Items listed in a dataset:
╔══

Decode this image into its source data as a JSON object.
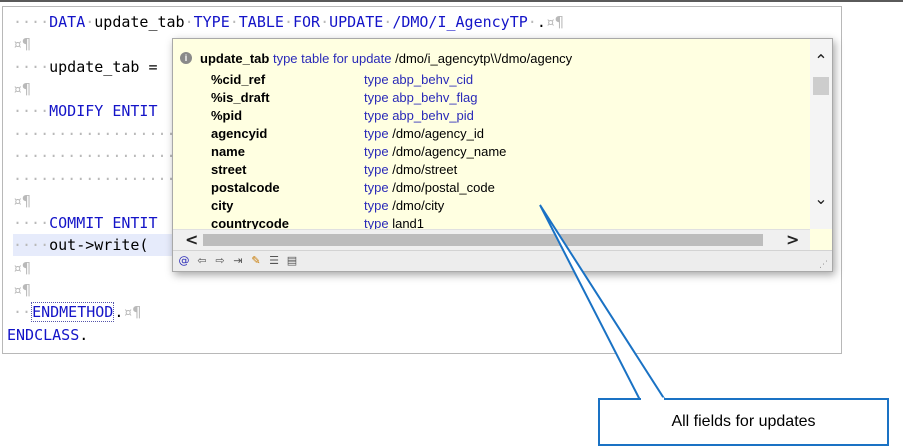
{
  "code": {
    "line1": {
      "dots": "····",
      "kw_data": "DATA",
      "var": "update_tab",
      "kw_type": "TYPE",
      "kw_table": "TABLE",
      "kw_for": "FOR",
      "kw_update": "UPDATE",
      "entity": "/DMO/I_AgencyTP",
      "end": ".",
      "pilcrow": "¤¶"
    },
    "blank_marker": "¤¶",
    "line3": {
      "dots": "····",
      "text": "update_tab ="
    },
    "line5": {
      "dots": "····",
      "kw": "MODIFY ENTIT"
    },
    "dotline": "························",
    "line10": {
      "dots": "····",
      "kw": "COMMIT ENTIT"
    },
    "line11": {
      "dots": "····",
      "text": "out->write("
    },
    "line14": {
      "dots": "··",
      "kw": "ENDMETHOD",
      "end": ".",
      "pilcrow": "¤¶"
    },
    "line15": {
      "kw": "ENDCLASS",
      "end": "."
    }
  },
  "popup": {
    "info_icon": "i",
    "header": {
      "name": "update_tab",
      "type_text": "type table for update",
      "value": "/dmo/i_agencytp\\\\/dmo/agency"
    },
    "type_kw": "type",
    "fields": [
      {
        "name": "%cid_ref",
        "type": "abp_behv_cid"
      },
      {
        "name": "%is_draft",
        "type": "abp_behv_flag"
      },
      {
        "name": "%pid",
        "type": "abp_behv_pid"
      },
      {
        "name": "agencyid",
        "type": "/dmo/agency_id"
      },
      {
        "name": "name",
        "type": "/dmo/agency_name"
      },
      {
        "name": "street",
        "type": "/dmo/street"
      },
      {
        "name": "postalcode",
        "type": "/dmo/postal_code"
      },
      {
        "name": "city",
        "type": "/dmo/city"
      },
      {
        "name": "countrycode",
        "type": "land1"
      }
    ],
    "scroll_up": "⌃",
    "scroll_down": "⌄",
    "scroll_left": "<",
    "scroll_right": ">",
    "toolbar_icons": [
      "@",
      "⇦",
      "⇨",
      "⇥",
      "✎",
      "☰",
      "▤"
    ]
  },
  "callout": {
    "text": "All fields for updates",
    "border_color": "#1a72c4"
  }
}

╚══

» Your instructions
Give back each entry exactly as it appears, with no pictures.

» The completed task
Decode this image into its source data as a JSON object.
{
  "code": {
    "line1": {
      "dots": "····",
      "kw_data": "DATA",
      "var": "update_tab",
      "kw_type": "TYPE",
      "kw_table": "TABLE",
      "kw_for": "FOR",
      "kw_update": "UPDATE",
      "entity": "/DMO/I_AgencyTP",
      "end": ".",
      "pilcrow": "¤¶"
    },
    "blank_marker": "¤¶",
    "line3": {
      "dots": "····",
      "text": "update_tab ="
    },
    "line5": {
      "dots": "····",
      "kw": "MODIFY ENTIT"
    },
    "dotline": "························",
    "line10": {
      "dots": "····",
      "kw": "COMMIT ENTIT"
    },
    "line11": {
      "dots": "····",
      "text": "out->write("
    },
    "line14": {
      "dots": "··",
      "kw": "ENDMETHOD",
      "end": ".",
      "pilcrow": "¤¶"
    },
    "line15": {
      "kw": "ENDCLASS",
      "end": "."
    }
  },
  "popup": {
    "info_icon": "i",
    "header": {
      "name": "update_tab",
      "type_text": "type table for update",
      "value": "/dmo/i_agencytp\\\\/dmo/agency"
    },
    "type_kw": "type",
    "fields": [
      {
        "name": "%cid_ref",
        "type": "abp_behv_cid"
      },
      {
        "name": "%is_draft",
        "type": "abp_behv_flag"
      },
      {
        "name": "%pid",
        "type": "abp_behv_pid"
      },
      {
        "name": "agencyid",
        "type": "/dmo/agency_id"
      },
      {
        "name": "name",
        "type": "/dmo/agency_name"
      },
      {
        "name": "street",
        "type": "/dmo/street"
      },
      {
        "name": "postalcode",
        "type": "/dmo/postal_code"
      },
      {
        "name": "city",
        "type": "/dmo/city"
      },
      {
        "name": "countrycode",
        "type": "land1"
      }
    ],
    "scroll_up": "⌃",
    "scroll_down": "⌄",
    "scroll_left": "<",
    "scroll_right": ">",
    "toolbar_icons": [
      "@",
      "⇦",
      "⇨",
      "⇥",
      "✎",
      "☰",
      "▤"
    ]
  },
  "callout": {
    "text": "All fields for updates",
    "border_color": "#1a72c4"
  }
}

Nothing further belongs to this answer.